** WORK REQUIRED **
Check each line of the data below for the word "Dómi", then extract the ones that have it.

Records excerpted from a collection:
— BEGIN —
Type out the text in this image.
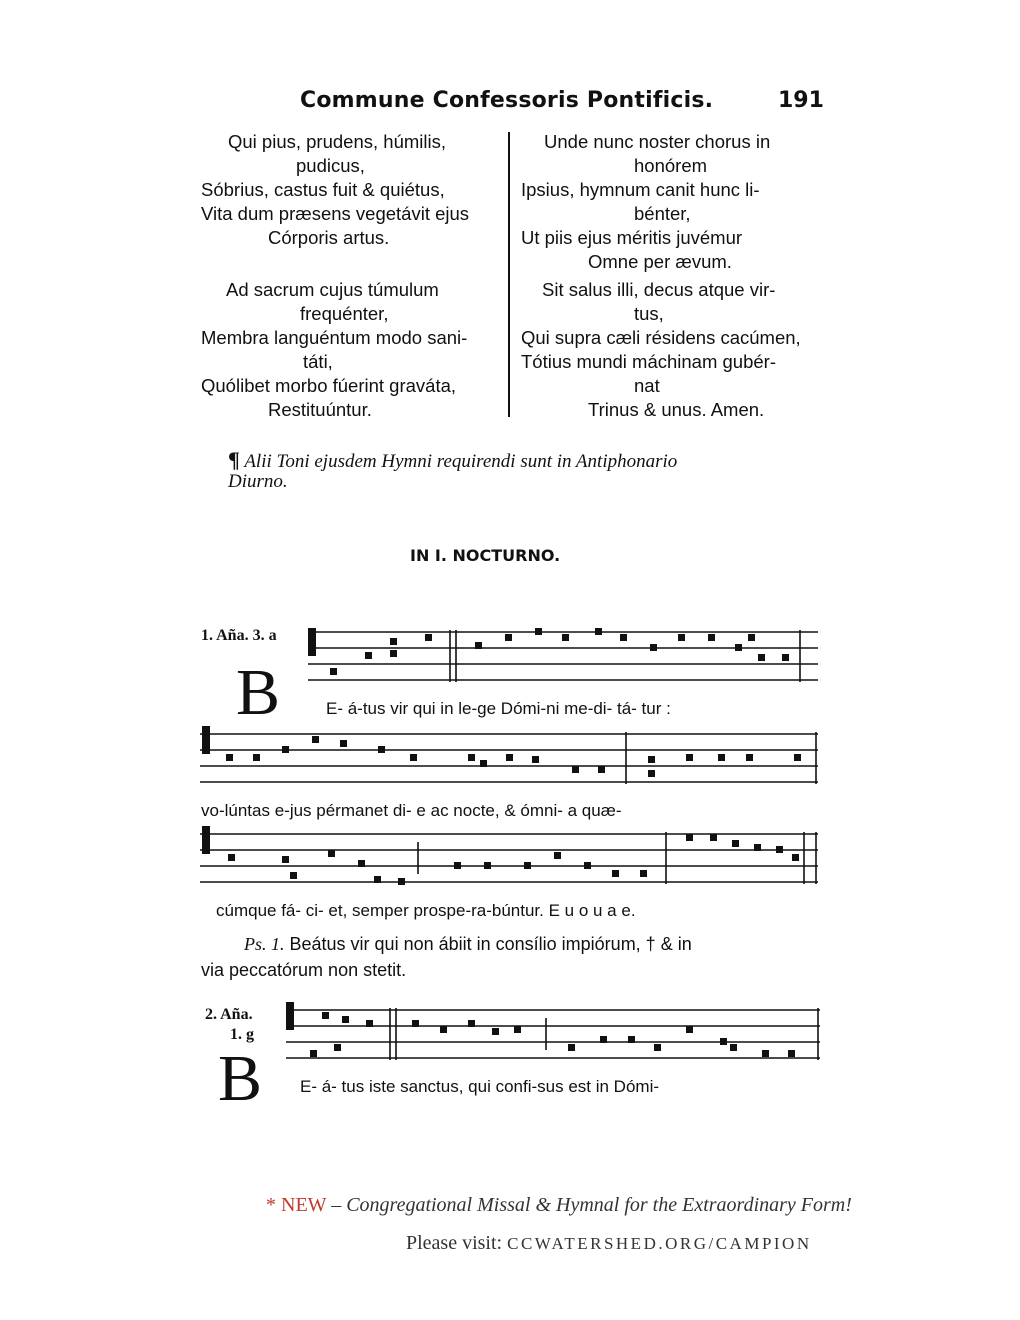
Commune Confessoris Pontificis.	191
Qui pius, prudens, húmilis,
pudicus,
Sóbrius, castus fuit & quiétus,
Vita dum præsens vegetávit ejus
Córporis artus.
Ad sacrum cujus túmulum
frequénter,
Membra languéntum modo sani-
táti,
Quólibet morbo fúerint graváta,
Restituúntur.
Unde nunc noster chorus in
honórem
Ipsius, hymnum canit hunc li-
bénter,
Ut piis ejus méritis juvémur
Omne per ævum.
Sit salus illi, decus atque vir-
tus,
Qui supra cæli résidens cacúmen,
Tótius mundi máchinam gubér-
nat
Trinus & unus. Amen.
¶ Alii Toni ejusdem Hymni requirendi sunt in Antiphonario
Diurno.
IN I. NOCTURNO.
1. Aña. 3. a
B	E- á-tus vir qui in le-ge Dómi-ni me-di- tá- tur :
vo-lúntas e-jus pérmanet di- e ac nocte, & ómni- a quæ-
cúmque fá- ci- et, semper prospe-ra-búntur. E u o u a e.
Ps. 1. Beátus vir qui non ábiit in consílio impiórum, † & in
via peccatórum non stetit.
2. Aña.
1. g
B E- á- tus iste sanctus, qui confi-sus est in Dómi-
* NEW – Congregational Missal & Hymnal for the Extraordinary Form!
Please visit: CCWATERSHED.ORG/CAMPION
— END —
** SOLVED PROBLEM **
B	E- á-tus vir qui in le-ge Dómi-ni me-di- tá- tur :
B E- á- tus iste sanctus, qui confi-sus est in Dómi-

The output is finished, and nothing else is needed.